EXERCISE OBJECTIVE:
Examine the entries and show every line in which the word "have" is found.
— start of ENTRIES SUPPLIED —
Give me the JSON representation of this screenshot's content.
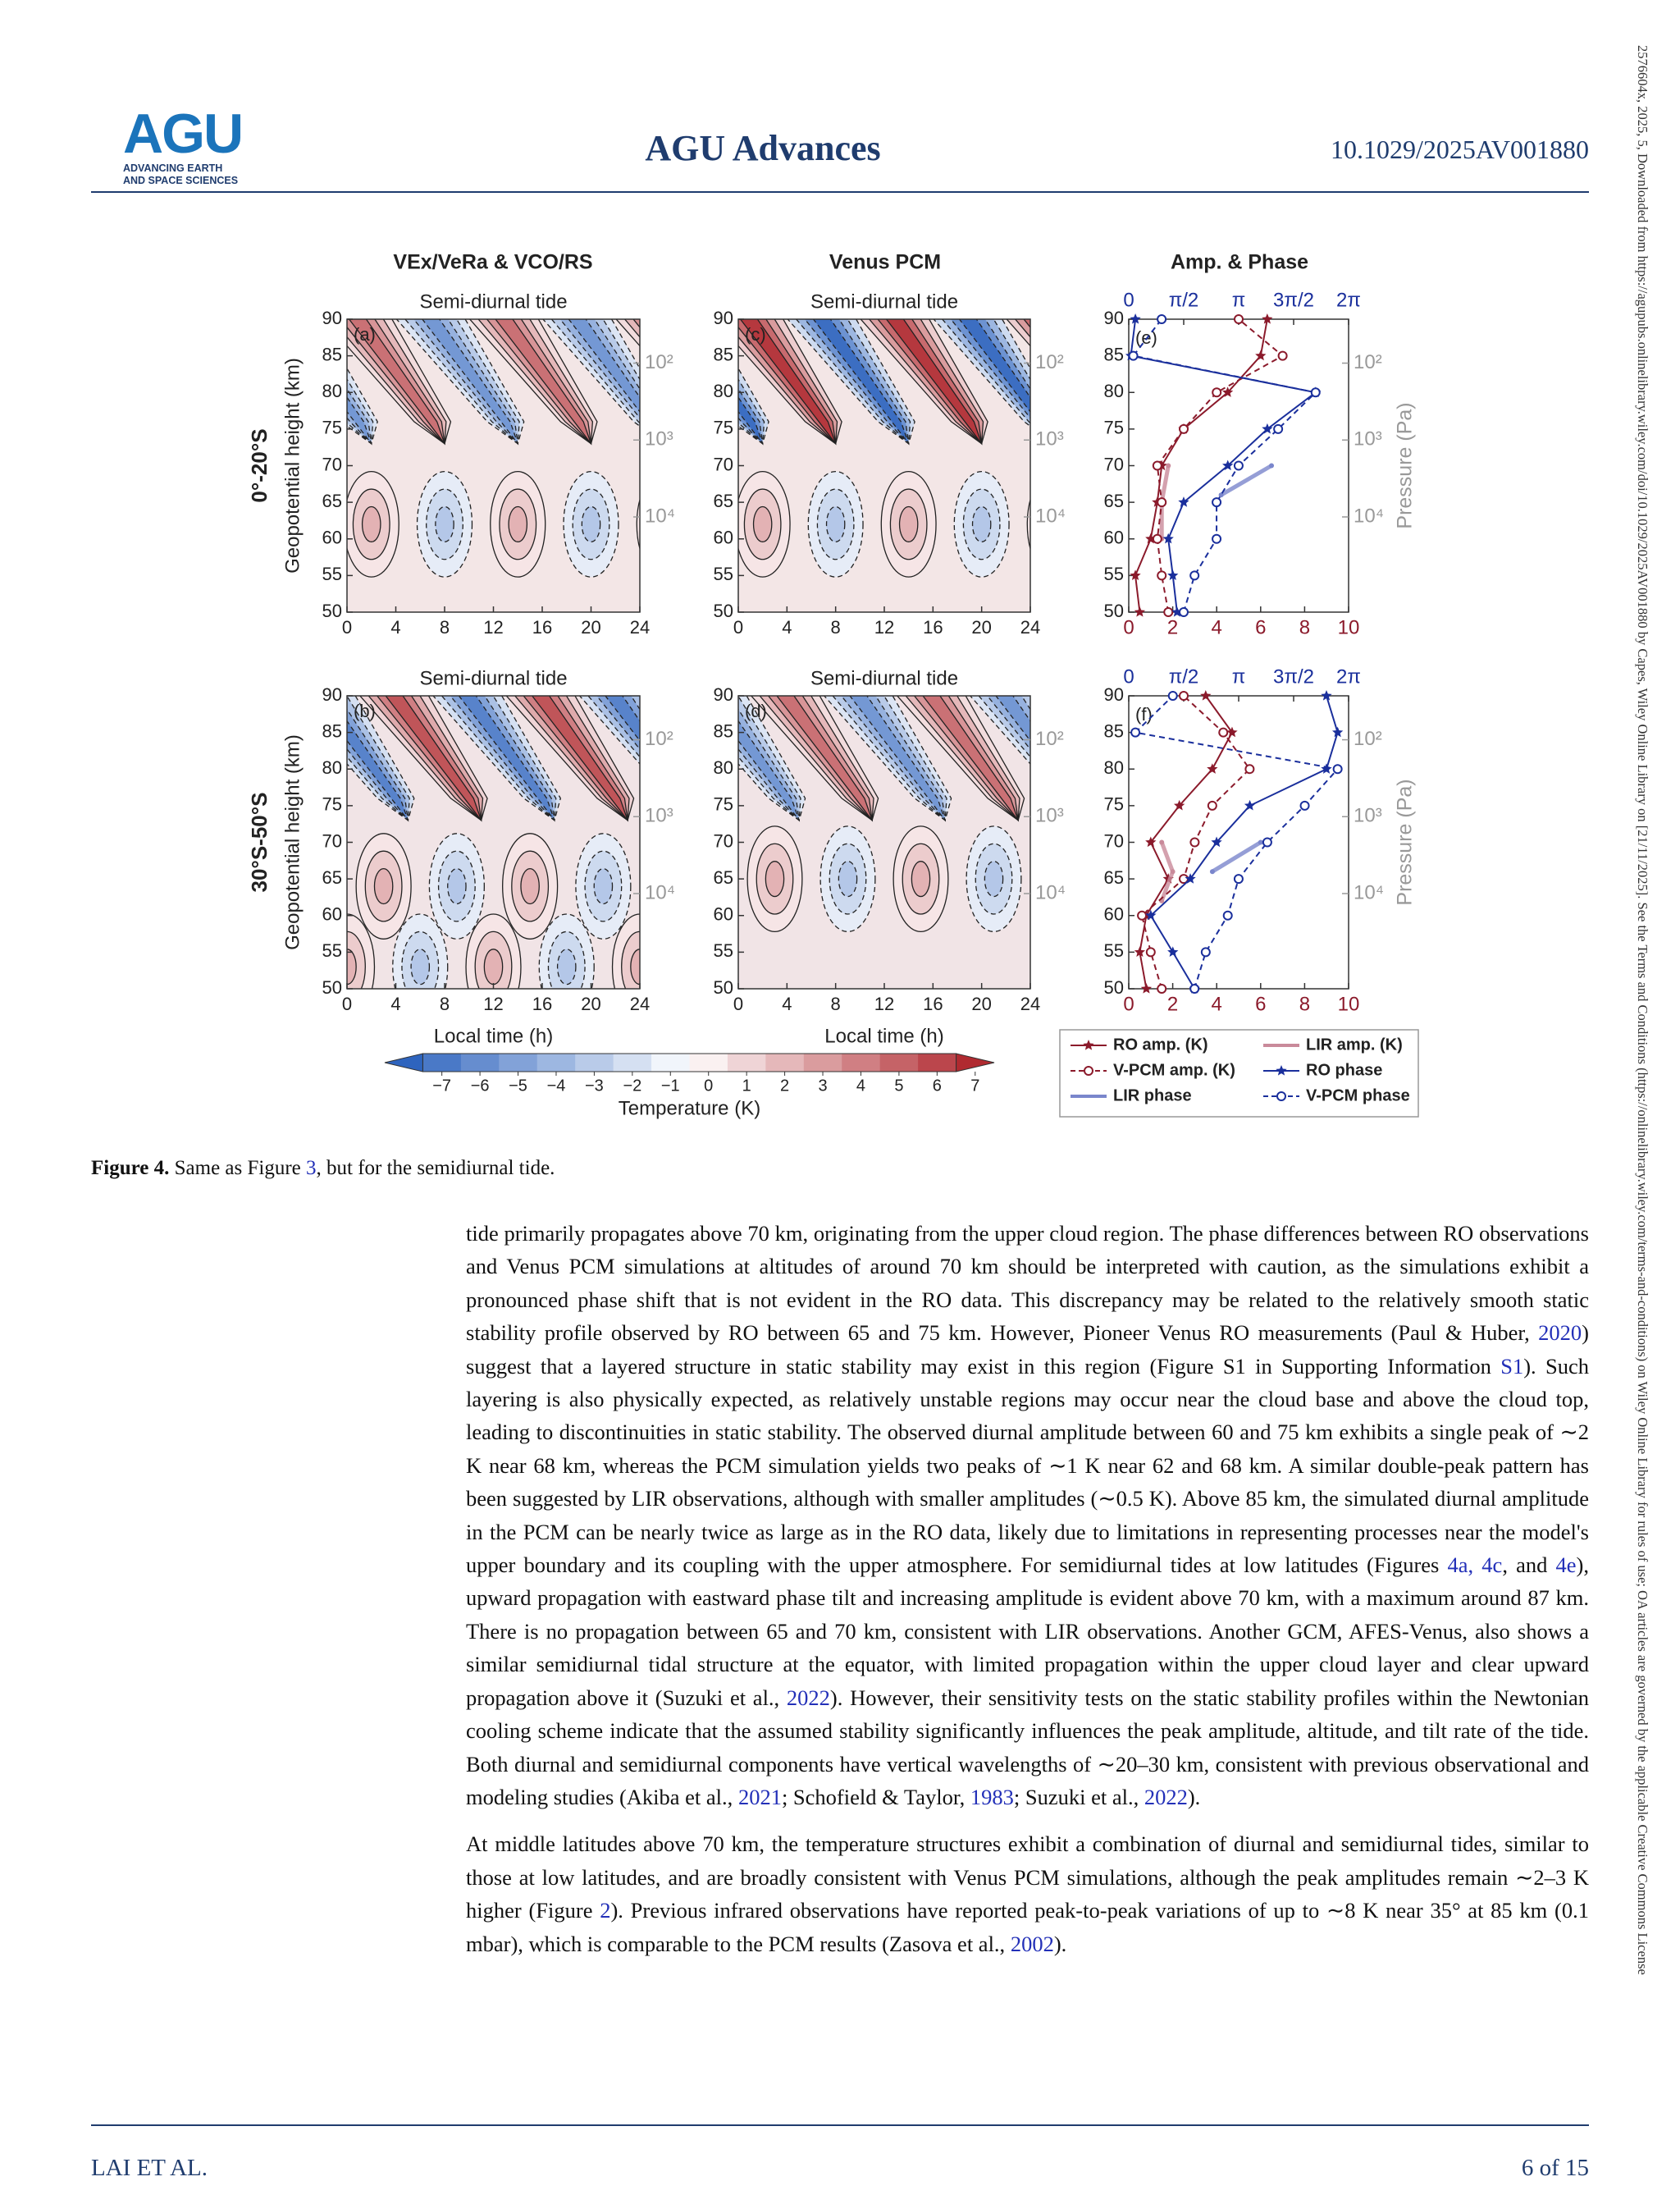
{
  "header": {
    "logo": "AGU",
    "logo_sub": [
      "ADVANCING EARTH",
      "AND SPACE SCIENCES"
    ],
    "journal": "AGU Advances",
    "doi": "10.1029/2025AV001880"
  },
  "side_note": "2576604x, 2025, 5, Downloaded from https://agupubs.onlinelibrary.wiley.com/doi/10.1029/2025AV001880 by Capes, Wiley Online Library on [21/11/2025]. See the Terms and Conditions (https://onlinelibrary.wiley.com/terms-and-conditions) on Wiley Online Library for rules of use; OA articles are governed by the applicable Creative Commons License",
  "figure": {
    "column_titles": [
      "VEx/VeRa & VCO/RS",
      "Venus PCM",
      "Amp. & Phase"
    ],
    "subtitle": "Semi-diurnal tide",
    "y_label": "Geopotential height (km)",
    "x_label": "Local time (h)",
    "pressure_label": "Pressure (Pa)",
    "height_lim": [
      50,
      90
    ],
    "height_ticks": [
      50,
      55,
      60,
      65,
      70,
      75,
      80,
      85,
      90
    ],
    "time_lim": [
      0,
      24
    ],
    "time_ticks": [
      0,
      4,
      8,
      12,
      16,
      20,
      24
    ],
    "amp_lim": [
      0,
      10
    ],
    "amp_ticks": [
      0,
      2,
      4,
      6,
      8,
      10
    ],
    "phase_lim": [
      0,
      6.2832
    ],
    "phase_ticks": [
      0,
      {
        "value": 1.5708,
        "label": "π/2"
      },
      {
        "value": 3.1416,
        "label": "π"
      },
      {
        "value": 4.7124,
        "label": "3π/2"
      },
      {
        "value": 6.2832,
        "label": "2π"
      }
    ],
    "pressure_ticks": [
      {
        "value": 100,
        "label": "10²"
      },
      {
        "value": 1000,
        "label": "10³"
      },
      {
        "value": 10000,
        "label": "10⁴"
      }
    ],
    "colorbar": {
      "label": "Temperature (K)",
      "lim": [
        -8,
        8
      ],
      "ticks": [
        {
          "value": -7,
          "label": "−7"
        },
        {
          "value": -6,
          "label": "−6"
        },
        {
          "value": -5,
          "label": "−5"
        },
        {
          "value": -4,
          "label": "−4"
        },
        {
          "value": -3,
          "label": "−3"
        },
        {
          "value": -2,
          "label": "−2"
        },
        {
          "value": -1,
          "label": "−1"
        },
        0,
        1,
        2,
        3,
        4,
        5,
        6,
        7
      ]
    },
    "series": [
      {
        "name": "RO amp. (K)",
        "color": "#8b1a2b",
        "marker": "star",
        "dashed": false,
        "axis": "amp"
      },
      {
        "name": "LIR amp. (K)",
        "color": "#c98a9a",
        "marker": "none",
        "dashed": false,
        "axis": "amp"
      },
      {
        "name": "V-PCM amp. (K)",
        "color": "#8b1a2b",
        "marker": "circle",
        "dashed": true,
        "axis": "amp"
      },
      {
        "name": "RO phase",
        "color": "#1a2f9c",
        "marker": "star",
        "dashed": false,
        "axis": "phase"
      },
      {
        "name": "LIR phase",
        "color": "#7a86cc",
        "marker": "none",
        "dashed": false,
        "axis": "phase"
      },
      {
        "name": "V-PCM phase",
        "color": "#1a2f9c",
        "marker": "circle",
        "dashed": true,
        "axis": "phase"
      }
    ],
    "rows": [
      {
        "row_label": "0°-20°S",
        "panel_labels": [
          "(a)",
          "(c)",
          "(e)"
        ],
        "profiles": [
          {
            "heights": [
              50,
              55,
              60,
              65,
              70,
              75,
              80,
              85,
              90
            ],
            "values": [
              0.5,
              0.3,
              1.0,
              1.3,
              1.5,
              2.5,
              4.5,
              6.0,
              6.3
            ]
          },
          {
            "heights": [
              60,
              65,
              70
            ],
            "values": [
              1.5,
              1.5,
              1.8
            ]
          },
          {
            "heights": [
              50,
              55,
              60,
              65,
              70,
              75,
              80,
              85,
              90
            ],
            "values": [
              1.8,
              1.5,
              1.3,
              1.5,
              1.3,
              2.5,
              4.0,
              7.0,
              5.0
            ]
          },
          {
            "heights": [
              50,
              55,
              60,
              65,
              70,
              75,
              80,
              85,
              90
            ],
            "values": [
              1.38,
              1.26,
              1.13,
              1.57,
              2.83,
              3.96,
              5.34,
              0.06,
              0.19
            ]
          },
          {
            "heights": [
              66,
              70
            ],
            "values": [
              2.64,
              4.08
            ]
          },
          {
            "heights": [
              50,
              55,
              60,
              65,
              70,
              75,
              80,
              85,
              90
            ],
            "values": [
              1.57,
              1.88,
              2.51,
              2.51,
              3.14,
              4.27,
              5.34,
              0.13,
              0.94
            ]
          }
        ]
      },
      {
        "row_label": "30°S-50°S",
        "panel_labels": [
          "(b)",
          "(d)",
          "(f)"
        ],
        "profiles": [
          {
            "heights": [
              50,
              55,
              60,
              65,
              70,
              75,
              80,
              85,
              90
            ],
            "values": [
              0.8,
              0.5,
              0.8,
              1.8,
              1.0,
              2.3,
              3.8,
              4.7,
              3.5
            ]
          },
          {
            "heights": [
              62,
              66,
              70
            ],
            "values": [
              1.5,
              2.0,
              1.5
            ]
          },
          {
            "heights": [
              50,
              55,
              60,
              65,
              70,
              75,
              80,
              85,
              90
            ],
            "values": [
              1.5,
              1.0,
              0.6,
              2.5,
              3.0,
              3.8,
              5.5,
              4.3,
              2.5
            ]
          },
          {
            "heights": [
              50,
              55,
              60,
              65,
              70,
              75,
              80,
              85,
              90
            ],
            "values": [
              1.88,
              1.26,
              0.63,
              1.76,
              2.51,
              3.46,
              5.65,
              5.97,
              5.65
            ]
          },
          {
            "heights": [
              66,
              70
            ],
            "values": [
              2.39,
              3.77
            ]
          },
          {
            "heights": [
              50,
              55,
              60,
              65,
              70,
              75,
              80,
              85,
              90
            ],
            "values": [
              1.88,
              2.2,
              2.83,
              3.14,
              3.96,
              5.03,
              5.97,
              0.19,
              1.26
            ]
          }
        ]
      }
    ]
  },
  "caption": {
    "label": "Figure 4.",
    "parts": [
      "Same as Figure ",
      "3",
      ", but for the semidiurnal tide."
    ]
  },
  "body": [
    [
      "tide primarily propagates above 70 km, originating from the upper cloud region. The phase differences between RO observations and Venus PCM simulations at altitudes of around 70 km should be interpreted with caution, as the simulations exhibit a pronounced phase shift that is not evident in the RO data. This discrepancy may be related to the relatively smooth static stability profile observed by RO between 65 and 75 km. However, Pioneer Venus RO measurements (Paul & Huber, ",
      "2020",
      ") suggest that a layered structure in static stability may exist in this region (Figure S1 in Supporting Information ",
      "S1",
      "). Such layering is also physically expected, as relatively unstable regions may occur near the cloud base and above the cloud top, leading to discontinuities in static stability. The observed diurnal amplitude between 60 and 75 km exhibits a single peak of ∼2 K near 68 km, whereas the PCM simulation yields two peaks of ∼1 K near 62 and 68 km. A similar double-peak pattern has been suggested by LIR observations, although with smaller amplitudes (∼0.5 K). Above 85 km, the simulated diurnal amplitude in the PCM can be nearly twice as large as in the RO data, likely due to limitations in representing processes near the model's upper boundary and its coupling with the upper atmosphere. For semidiurnal tides at low latitudes (Figures ",
      "4a, 4c",
      ", and ",
      "4e",
      "), upward propagation with eastward phase tilt and increasing amplitude is evident above 70 km, with a maximum around 87 km. There is no propagation between 65 and 70 km, consistent with LIR observations. Another GCM, AFES-Venus, also shows a similar semidiurnal tidal structure at the equator, with limited propagation within the upper cloud layer and clear upward propagation above it (Suzuki et al., ",
      "2022",
      "). However, their sensitivity tests on the static stability profiles within the Newtonian cooling scheme indicate that the assumed stability significantly influences the peak amplitude, altitude, and tilt rate of the tide. Both diurnal and semidiurnal components have vertical wavelengths of ∼20–30 km, consistent with previous observational and modeling studies (Akiba et al., ",
      "2021",
      "; Schofield & Taylor, ",
      "1983",
      "; Suzuki et al., ",
      "2022",
      ")."
    ],
    [
      "At middle latitudes above 70 km, the temperature structures exhibit a combination of diurnal and semidiurnal tides, similar to those at low latitudes, and are broadly consistent with Venus PCM simulations, although the peak amplitudes remain ∼2–3 K higher (Figure ",
      "2",
      "). Previous infrared observations have reported peak-to-peak variations of up to ∼8 K near 35° at 85 km (0.1 mbar), which is comparable to the PCM results (Zasova et al., ",
      "2002",
      ")."
    ]
  ],
  "footer": {
    "authors": "LAI ET AL.",
    "page": "6 of 15"
  }
}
— end of ENTRIES SUPPLIED —
THE ANSWER:
      "). However, their sensitivity tests on the static stability profiles within the Newtonian cooling scheme indicate that the assumed stability significantly influences the peak amplitude, altitude, and tilt rate of the tide. Both diurnal and semidiurnal components have vertical wavelengths of ∼20–30 km, consistent with previous observational and modeling studies (Akiba et al., ",
      "). Previous infrared observations have reported peak-to-peak variations of up to ∼8 K near 35° at 85 km (0.1 mbar), which is comparable to the PCM results (Zasova et al., ",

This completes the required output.